→ Aim of the exercise: Locate every line below that contains the word "label" and copy it.

→ Source data:
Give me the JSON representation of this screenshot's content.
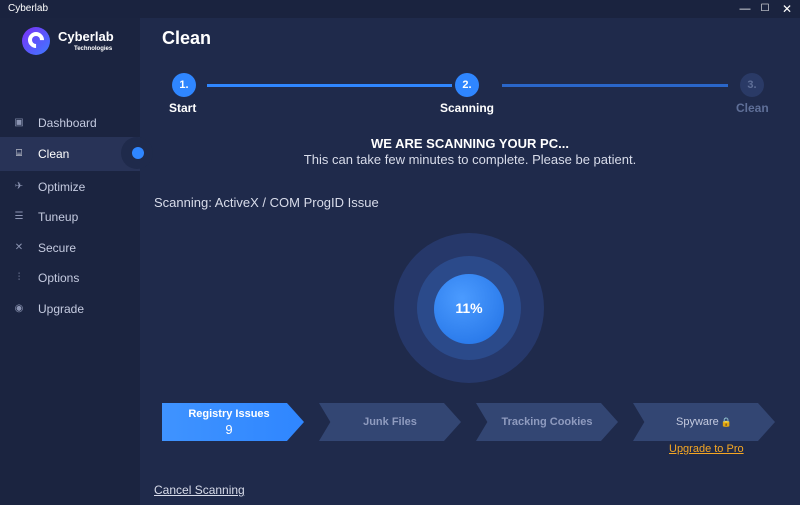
{
  "window": {
    "title": "Cyberlab",
    "minimize": "—",
    "maximize": "☐",
    "close": "✕"
  },
  "brand": {
    "name": "Cyberlab",
    "subtitle": "Technologies"
  },
  "sidebar": {
    "items": [
      {
        "label": "Dashboard",
        "icon": "dashboard-icon",
        "glyph": "▣"
      },
      {
        "label": "Clean",
        "icon": "clean-icon",
        "glyph": "⌸",
        "active": true
      },
      {
        "label": "Optimize",
        "icon": "rocket-icon",
        "glyph": "✈"
      },
      {
        "label": "Tuneup",
        "icon": "tuneup-icon",
        "glyph": "☰"
      },
      {
        "label": "Secure",
        "icon": "tools-icon",
        "glyph": "✕"
      },
      {
        "label": "Options",
        "icon": "sliders-icon",
        "glyph": "⫶"
      },
      {
        "label": "Upgrade",
        "icon": "upgrade-icon",
        "glyph": "◉"
      }
    ]
  },
  "page": {
    "title": "Clean"
  },
  "steps": [
    {
      "number": "1.",
      "label": "Start",
      "state": "done"
    },
    {
      "number": "2.",
      "label": "Scanning",
      "state": "active"
    },
    {
      "number": "3.",
      "label": "Clean",
      "state": "pending"
    }
  ],
  "scan": {
    "headline": "WE ARE SCANNING YOUR PC...",
    "subline": "This can take few minutes to complete. Please be patient.",
    "status": "Scanning: ActiveX / COM ProgID Issue",
    "percent": "11%",
    "progress_fraction": 0.11
  },
  "categories": [
    {
      "name": "Registry Issues",
      "count": "9",
      "state": "active"
    },
    {
      "name": "Junk Files",
      "state": "pending"
    },
    {
      "name": "Tracking Cookies",
      "state": "pending"
    },
    {
      "name": "Spyware",
      "state": "locked",
      "icon": "lock-icon"
    }
  ],
  "links": {
    "upgrade": "Upgrade to Pro",
    "cancel": "Cancel Scanning"
  },
  "colors": {
    "accent": "#2f86ff",
    "background": "#1f2a4b",
    "sidebar": "#1b2440",
    "upgrade_link": "#f5a623"
  }
}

→ Answer to this task:
        "label": "Dashboard",
        "label": "Clean",
        "label": "Optimize",
        "label": "Tuneup",
        "label": "Secure",
        "label": "Options",
        "label": "Upgrade",
      "label": "Start",
      "label": "Scanning",
      "label": "Clean",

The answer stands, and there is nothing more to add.